--- START ---
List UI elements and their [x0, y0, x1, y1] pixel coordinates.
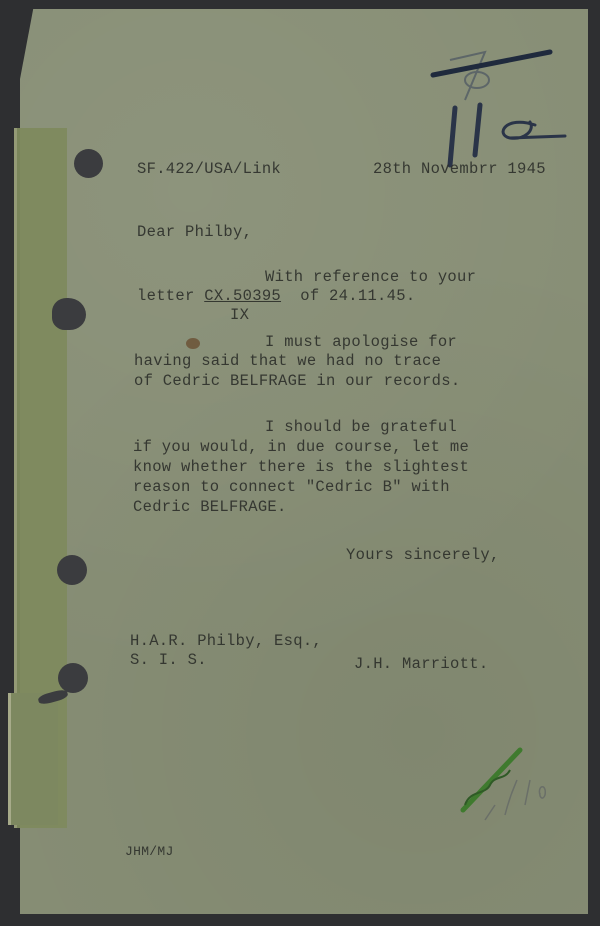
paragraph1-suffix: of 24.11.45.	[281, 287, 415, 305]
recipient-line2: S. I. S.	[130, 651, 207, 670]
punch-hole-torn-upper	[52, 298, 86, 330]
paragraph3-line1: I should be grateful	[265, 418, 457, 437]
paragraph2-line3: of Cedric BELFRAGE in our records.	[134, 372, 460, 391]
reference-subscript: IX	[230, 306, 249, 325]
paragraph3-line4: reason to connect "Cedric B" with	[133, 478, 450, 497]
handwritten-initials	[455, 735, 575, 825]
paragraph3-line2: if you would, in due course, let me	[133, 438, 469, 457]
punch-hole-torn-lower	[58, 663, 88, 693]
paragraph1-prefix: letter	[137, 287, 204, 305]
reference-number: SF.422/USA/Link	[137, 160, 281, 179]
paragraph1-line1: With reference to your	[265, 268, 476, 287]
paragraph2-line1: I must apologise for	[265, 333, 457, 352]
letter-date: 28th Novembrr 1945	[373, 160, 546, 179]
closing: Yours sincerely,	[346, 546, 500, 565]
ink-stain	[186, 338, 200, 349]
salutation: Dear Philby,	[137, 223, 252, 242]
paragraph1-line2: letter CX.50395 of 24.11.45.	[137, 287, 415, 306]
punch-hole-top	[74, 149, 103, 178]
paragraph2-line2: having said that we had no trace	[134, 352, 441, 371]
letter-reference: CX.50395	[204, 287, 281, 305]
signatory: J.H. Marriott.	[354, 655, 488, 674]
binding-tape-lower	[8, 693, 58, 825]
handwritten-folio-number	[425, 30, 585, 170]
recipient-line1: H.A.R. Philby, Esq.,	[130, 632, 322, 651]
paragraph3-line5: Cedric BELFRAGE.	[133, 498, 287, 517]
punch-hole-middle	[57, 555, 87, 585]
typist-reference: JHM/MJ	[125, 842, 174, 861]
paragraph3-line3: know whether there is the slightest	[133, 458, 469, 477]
--- END ---
→ What you should do
Return every line of the items above verbatim, leaving out the pictures.

→ Solution to the problem
List UI elements and their [x0, y0, x1, y1] pixel coordinates.
paragraph1-suffix: of 24.11.45.	[281, 287, 415, 305]
recipient-line2: S. I. S.	[130, 651, 207, 670]
punch-hole-torn-upper	[52, 298, 86, 330]
paragraph3-line1: I should be grateful	[265, 418, 457, 437]
paragraph2-line3: of Cedric BELFRAGE in our records.	[134, 372, 460, 391]
reference-subscript: IX	[230, 306, 249, 325]
paragraph3-line4: reason to connect "Cedric B" with	[133, 478, 450, 497]
handwritten-initials	[455, 735, 575, 825]
paragraph3-line2: if you would, in due course, let me	[133, 438, 469, 457]
punch-hole-torn-lower	[58, 663, 88, 693]
paragraph1-prefix: letter	[137, 287, 204, 305]
reference-number: SF.422/USA/Link	[137, 160, 281, 179]
paragraph1-line1: With reference to your	[265, 268, 476, 287]
paragraph2-line1: I must apologise for	[265, 333, 457, 352]
letter-date: 28th Novembrr 1945	[373, 160, 546, 179]
closing: Yours sincerely,	[346, 546, 500, 565]
ink-stain	[186, 338, 200, 349]
salutation: Dear Philby,	[137, 223, 252, 242]
paragraph1-line2: letter CX.50395 of 24.11.45.	[137, 287, 415, 306]
punch-hole-top	[74, 149, 103, 178]
paragraph2-line2: having said that we had no trace	[134, 352, 441, 371]
letter-reference: CX.50395	[204, 287, 281, 305]
signatory: J.H. Marriott.	[354, 655, 488, 674]
binding-tape-lower	[8, 693, 58, 825]
handwritten-folio-number	[425, 30, 585, 170]
recipient-line1: H.A.R. Philby, Esq.,	[130, 632, 322, 651]
paragraph3-line5: Cedric BELFRAGE.	[133, 498, 287, 517]
punch-hole-middle	[57, 555, 87, 585]
typist-reference: JHM/MJ	[125, 842, 174, 861]
paragraph3-line3: know whether there is the slightest	[133, 458, 469, 477]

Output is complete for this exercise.